§ WRITTEN INSTRUCTION: Gather every line that includes the word "CHARMINSTER", please.

++++ MATERIALS PROVIDED ++++

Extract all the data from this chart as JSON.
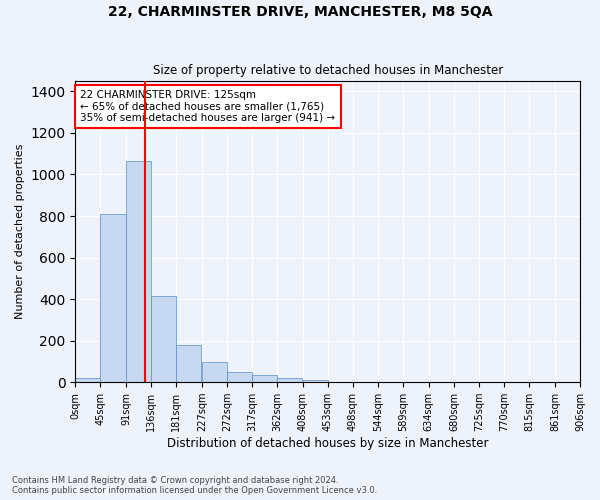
{
  "title": "22, CHARMINSTER DRIVE, MANCHESTER, M8 5QA",
  "subtitle": "Size of property relative to detached houses in Manchester",
  "xlabel": "Distribution of detached houses by size in Manchester",
  "ylabel": "Number of detached properties",
  "bar_color": "#c6d9f0",
  "bar_edge_color": "#5b8cc8",
  "bin_edges": [
    0,
    45,
    91,
    136,
    181,
    227,
    272,
    317,
    362,
    408,
    453,
    498,
    544,
    589,
    634,
    680,
    725,
    770,
    815,
    861,
    906
  ],
  "bin_labels": [
    "0sqm",
    "45sqm",
    "91sqm",
    "136sqm",
    "181sqm",
    "227sqm",
    "272sqm",
    "317sqm",
    "362sqm",
    "408sqm",
    "453sqm",
    "498sqm",
    "544sqm",
    "589sqm",
    "634sqm",
    "680sqm",
    "725sqm",
    "770sqm",
    "815sqm",
    "861sqm",
    "906sqm"
  ],
  "bar_heights": [
    20,
    810,
    1065,
    415,
    180,
    95,
    50,
    35,
    20,
    10,
    3,
    1,
    0,
    0,
    0,
    0,
    0,
    0,
    0,
    0
  ],
  "property_line_x": 125,
  "annotation_line1": "22 CHARMINSTER DRIVE: 125sqm",
  "annotation_line2": "← 65% of detached houses are smaller (1,765)",
  "annotation_line3": "35% of semi-detached houses are larger (941) →",
  "annotation_box_color": "white",
  "annotation_border_color": "red",
  "vline_color": "red",
  "ylim": [
    0,
    1450
  ],
  "yticks": [
    0,
    200,
    400,
    600,
    800,
    1000,
    1200,
    1400
  ],
  "footnote1": "Contains HM Land Registry data © Crown copyright and database right 2024.",
  "footnote2": "Contains public sector information licensed under the Open Government Licence v3.0.",
  "background_color": "#eef2fa",
  "grid_color": "white"
}
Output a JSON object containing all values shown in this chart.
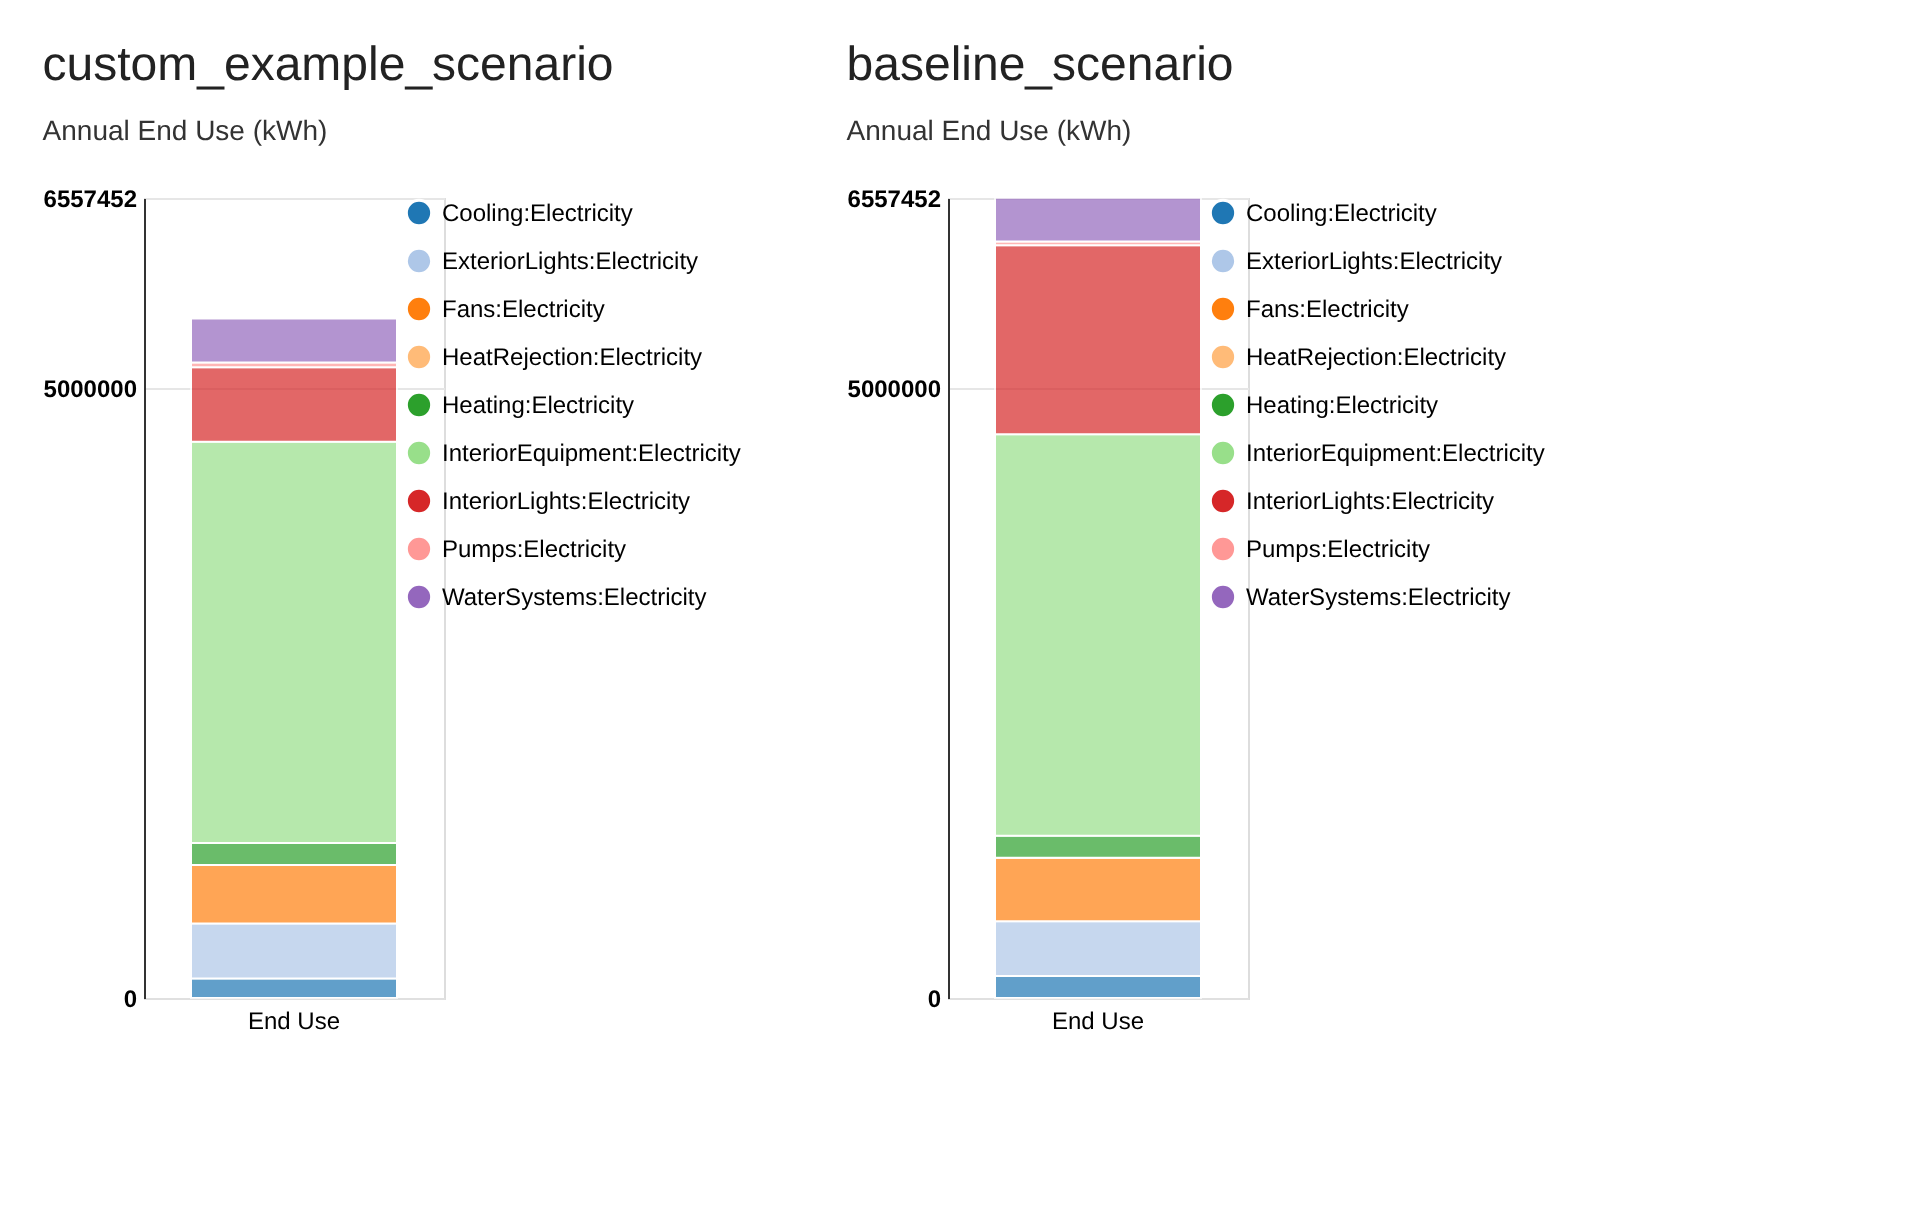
{
  "chart_data": [
    {
      "type": "bar",
      "title": "custom_example_scenario",
      "subtitle": "Annual End Use (kWh)",
      "categories": [
        "End Use"
      ],
      "stacked": true,
      "ylim": [
        0,
        6557452
      ],
      "yticks": [
        0,
        5000000,
        6557452
      ],
      "grid": "y",
      "legend": "right",
      "series": [
        {
          "name": "Cooling:Electricity",
          "color": "#1f77b4",
          "values": [
            160000
          ]
        },
        {
          "name": "ExteriorLights:Electricity",
          "color": "#aec7e8",
          "values": [
            450000
          ]
        },
        {
          "name": "Fans:Electricity",
          "color": "#ff7f0e",
          "values": [
            480000
          ]
        },
        {
          "name": "HeatRejection:Electricity",
          "color": "#ffbb78",
          "values": [
            0
          ]
        },
        {
          "name": "Heating:Electricity",
          "color": "#2ca02c",
          "values": [
            180000
          ]
        },
        {
          "name": "InteriorEquipment:Electricity",
          "color": "#98df8a",
          "values": [
            3290000
          ]
        },
        {
          "name": "InteriorLights:Electricity",
          "color": "#d62728",
          "values": [
            610000
          ]
        },
        {
          "name": "Pumps:Electricity",
          "color": "#ff9896",
          "values": [
            40000
          ]
        },
        {
          "name": "WaterSystems:Electricity",
          "color": "#9467bd",
          "values": [
            360000
          ]
        }
      ]
    },
    {
      "type": "bar",
      "title": "baseline_scenario",
      "subtitle": "Annual End Use (kWh)",
      "categories": [
        "End Use"
      ],
      "stacked": true,
      "ylim": [
        0,
        6557452
      ],
      "yticks": [
        0,
        5000000,
        6557452
      ],
      "grid": "y",
      "legend": "right",
      "series": [
        {
          "name": "Cooling:Electricity",
          "color": "#1f77b4",
          "values": [
            180000
          ]
        },
        {
          "name": "ExteriorLights:Electricity",
          "color": "#aec7e8",
          "values": [
            450000
          ]
        },
        {
          "name": "Fans:Electricity",
          "color": "#ff7f0e",
          "values": [
            520000
          ]
        },
        {
          "name": "HeatRejection:Electricity",
          "color": "#ffbb78",
          "values": [
            0
          ]
        },
        {
          "name": "Heating:Electricity",
          "color": "#2ca02c",
          "values": [
            180000
          ]
        },
        {
          "name": "InteriorEquipment:Electricity",
          "color": "#98df8a",
          "values": [
            3290000
          ]
        },
        {
          "name": "InteriorLights:Electricity",
          "color": "#d62728",
          "values": [
            1550000
          ]
        },
        {
          "name": "Pumps:Electricity",
          "color": "#ff9896",
          "values": [
            30000
          ]
        },
        {
          "name": "WaterSystems:Electricity",
          "color": "#9467bd",
          "values": [
            360000
          ]
        }
      ]
    }
  ]
}
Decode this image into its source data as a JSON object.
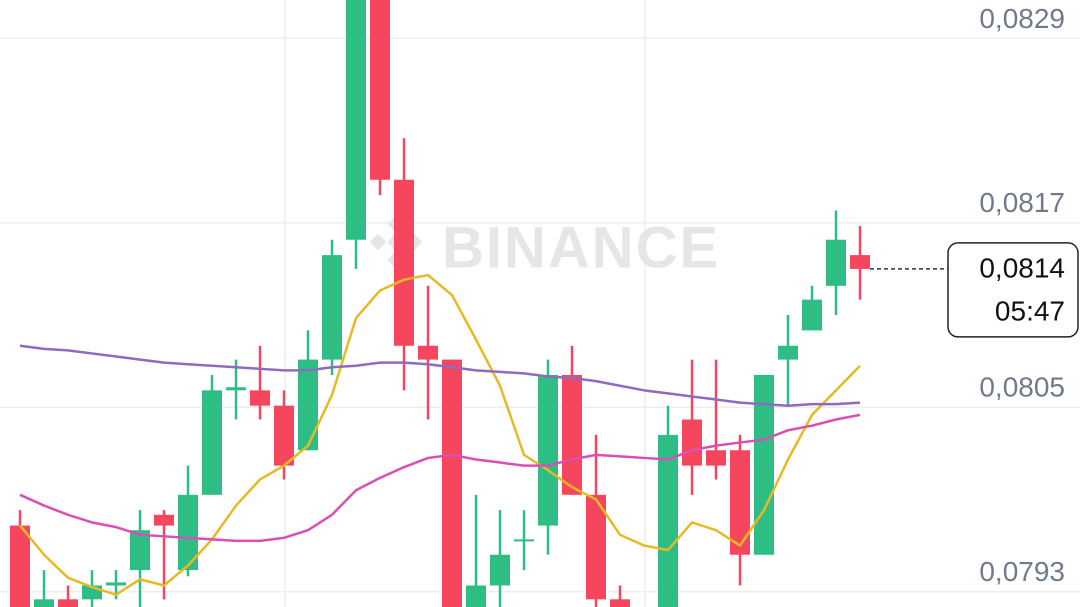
{
  "chart_data": {
    "type": "candlestick",
    "watermark": "BINANCE",
    "categories": [
      null,
      null,
      null,
      null,
      null,
      null,
      null,
      null,
      null,
      null,
      null,
      null,
      null,
      null,
      null,
      null,
      null,
      null,
      null,
      null,
      null,
      null,
      null,
      null,
      null,
      null,
      null,
      null,
      null,
      null,
      null,
      null,
      null,
      null,
      null,
      null
    ],
    "open": [
      0.07973,
      0.0792,
      0.07925,
      0.07925,
      0.07934,
      0.07944,
      0.0798,
      0.07944,
      0.07993,
      0.08061,
      0.08061,
      0.08051,
      0.08022,
      0.08081,
      0.08159,
      0.08315,
      0.08198,
      0.0809,
      0.08081,
      0.0792,
      0.07934,
      0.07964,
      0.07973,
      0.08071,
      0.07993,
      0.07925,
      null,
      0.0792,
      0.08042,
      0.08022,
      0.08022,
      0.07954,
      0.08081,
      0.081,
      0.08129,
      0.08149
    ],
    "high": [
      0.07983,
      0.07944,
      0.07934,
      0.07944,
      0.07944,
      0.07983,
      0.07983,
      0.08012,
      0.08071,
      0.08081,
      0.0809,
      0.08061,
      0.081,
      0.08159,
      0.08315,
      0.08315,
      0.08225,
      0.08129,
      0.08081,
      0.07993,
      0.07983,
      0.07983,
      0.08081,
      0.0809,
      0.08032,
      0.07934,
      null,
      0.08051,
      0.08081,
      0.08081,
      0.08032,
      0.08071,
      0.0811,
      0.08129,
      0.08178,
      0.08168
    ],
    "low": [
      0.0792,
      0.0792,
      0.0792,
      0.0792,
      0.07925,
      0.0792,
      0.07925,
      0.0794,
      0.07993,
      0.08042,
      0.08042,
      0.08003,
      0.08022,
      0.08071,
      0.0814,
      0.08188,
      0.08061,
      0.08042,
      0.0792,
      0.0792,
      0.0792,
      0.07944,
      0.07954,
      0.07993,
      0.0792,
      0.0792,
      null,
      0.0792,
      0.07993,
      0.08003,
      0.07934,
      0.07954,
      0.08051,
      0.081,
      0.0811,
      0.0812
    ],
    "close": [
      0.0792,
      0.07925,
      0.0792,
      0.07934,
      0.07936,
      0.0797,
      0.07973,
      0.07993,
      0.08061,
      0.08063,
      0.08051,
      0.08012,
      0.08081,
      0.08149,
      0.08315,
      0.08198,
      0.0809,
      0.08081,
      0.0792,
      0.07934,
      0.07954,
      0.07964,
      0.08071,
      0.07993,
      0.07925,
      0.0792,
      null,
      0.08032,
      0.08012,
      0.08012,
      0.07954,
      0.08071,
      0.0809,
      0.0812,
      0.08159,
      0.0814
    ],
    "up_color": "#2ebd85",
    "down_color": "#f6465d",
    "series": [
      {
        "color": "#e8b923",
        "values": [
          0.07973,
          0.07954,
          0.07939,
          0.07933,
          0.07928,
          0.07938,
          0.07934,
          0.07947,
          0.07964,
          0.07986,
          0.08003,
          0.08012,
          0.08025,
          0.08058,
          0.08108,
          0.08126,
          0.08133,
          0.08136,
          0.08123,
          0.08094,
          0.08064,
          0.08019,
          0.08009,
          0.07998,
          0.0799,
          0.07967,
          0.0796,
          0.07957,
          0.07975,
          0.0797,
          0.0796,
          0.07983,
          0.08016,
          0.08045,
          0.08061,
          0.08077
        ]
      },
      {
        "color": "#d94fb6",
        "values": [
          0.07993,
          0.07986,
          0.0798,
          0.07975,
          0.07972,
          0.07967,
          0.07966,
          0.07965,
          0.07964,
          0.07963,
          0.07963,
          0.07965,
          0.0797,
          0.0798,
          0.07996,
          0.08004,
          0.08011,
          0.08017,
          0.08019,
          0.08016,
          0.08014,
          0.08012,
          0.08012,
          0.08016,
          0.08019,
          0.08018,
          0.08017,
          0.08016,
          0.08022,
          0.08025,
          0.08027,
          0.08029,
          0.08035,
          0.08038,
          0.08042,
          0.08045
        ]
      },
      {
        "color": "#8e6bbf",
        "values": [
          0.0809,
          0.08088,
          0.08087,
          0.08085,
          0.08083,
          0.08081,
          0.08079,
          0.08078,
          0.08077,
          0.08076,
          0.08075,
          0.08074,
          0.08074,
          0.08076,
          0.08077,
          0.08079,
          0.08079,
          0.08078,
          0.08076,
          0.08074,
          0.08073,
          0.08072,
          0.0807,
          0.08069,
          0.08067,
          0.08064,
          0.08061,
          0.08059,
          0.08057,
          0.08055,
          0.08053,
          0.08052,
          0.08051,
          0.08052,
          0.08052,
          0.08053
        ]
      }
    ],
    "last_price": {
      "value": 0.0814,
      "label": "0,0814"
    },
    "countdown": "05:47",
    "ylim": [
      0.0792,
      0.08315
    ],
    "yticks": [
      {
        "value": 0.0829,
        "label": "0,0829"
      },
      {
        "value": 0.0817,
        "label": "0,0817"
      },
      {
        "value": 0.0805,
        "label": "0,0805"
      },
      {
        "value": 0.0793,
        "label": "0,0793"
      }
    ],
    "grid": true
  }
}
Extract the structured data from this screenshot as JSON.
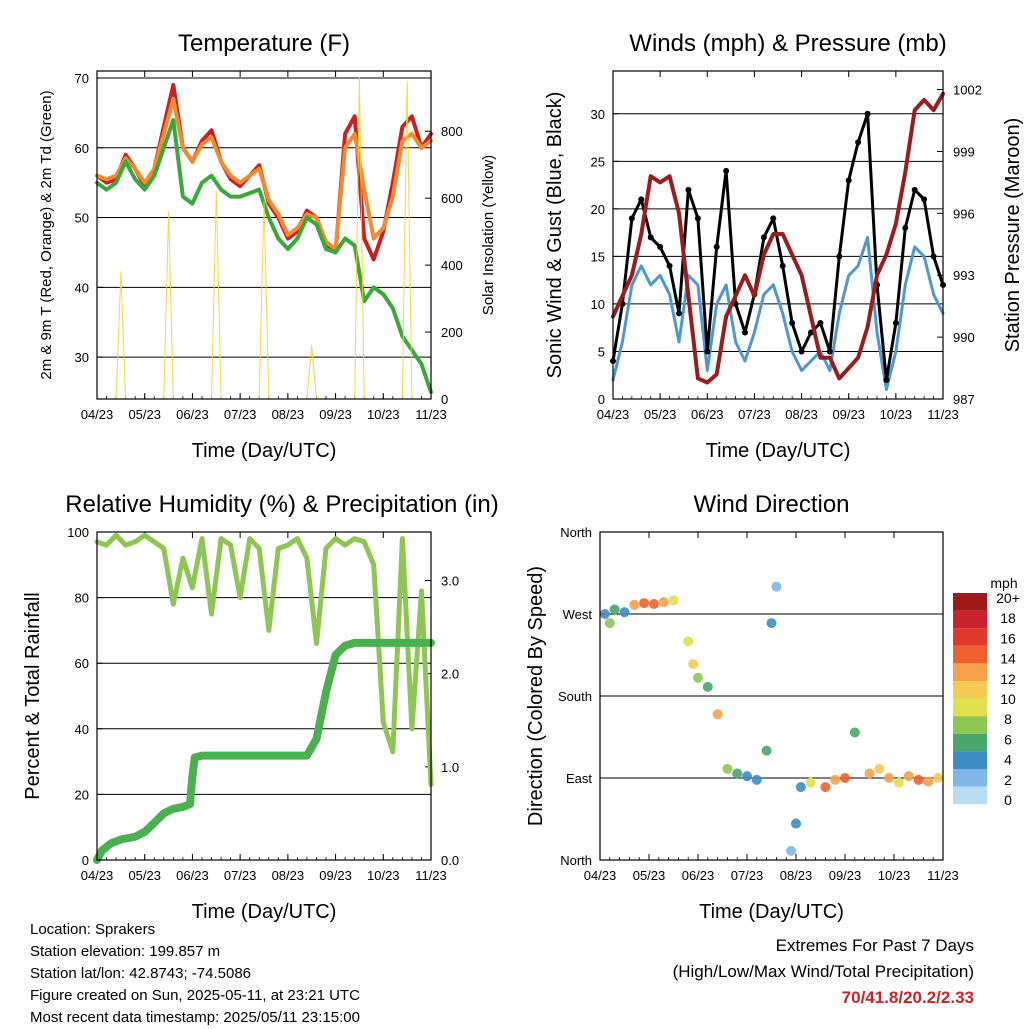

++++

§ ANSWER TO THE PROBLEM:
  "title": "22, CHARMINSTER DRIVE, MANCHESTER, M8 5QA",
  "annotation_line1": "22 CHARMINSTER DRIVE: 125sqm",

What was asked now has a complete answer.